- _Written exercise_
Tell how many lines in these records contain the string "title", with only the number as the reply.

- _Supplied entries_
————————

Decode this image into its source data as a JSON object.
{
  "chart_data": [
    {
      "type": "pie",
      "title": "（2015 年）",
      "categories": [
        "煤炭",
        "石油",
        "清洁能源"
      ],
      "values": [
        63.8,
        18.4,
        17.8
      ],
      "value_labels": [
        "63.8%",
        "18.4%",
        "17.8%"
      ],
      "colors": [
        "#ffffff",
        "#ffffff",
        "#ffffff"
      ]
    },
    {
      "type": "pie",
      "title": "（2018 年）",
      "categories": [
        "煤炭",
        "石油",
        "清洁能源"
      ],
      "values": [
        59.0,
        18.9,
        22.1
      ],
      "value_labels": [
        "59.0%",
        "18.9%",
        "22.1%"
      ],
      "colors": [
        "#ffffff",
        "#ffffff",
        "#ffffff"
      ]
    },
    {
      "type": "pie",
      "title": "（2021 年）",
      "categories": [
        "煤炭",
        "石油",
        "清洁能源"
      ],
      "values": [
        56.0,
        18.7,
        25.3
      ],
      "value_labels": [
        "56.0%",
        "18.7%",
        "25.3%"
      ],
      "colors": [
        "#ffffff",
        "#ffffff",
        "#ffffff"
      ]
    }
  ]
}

————————

- _Answer to this task_
3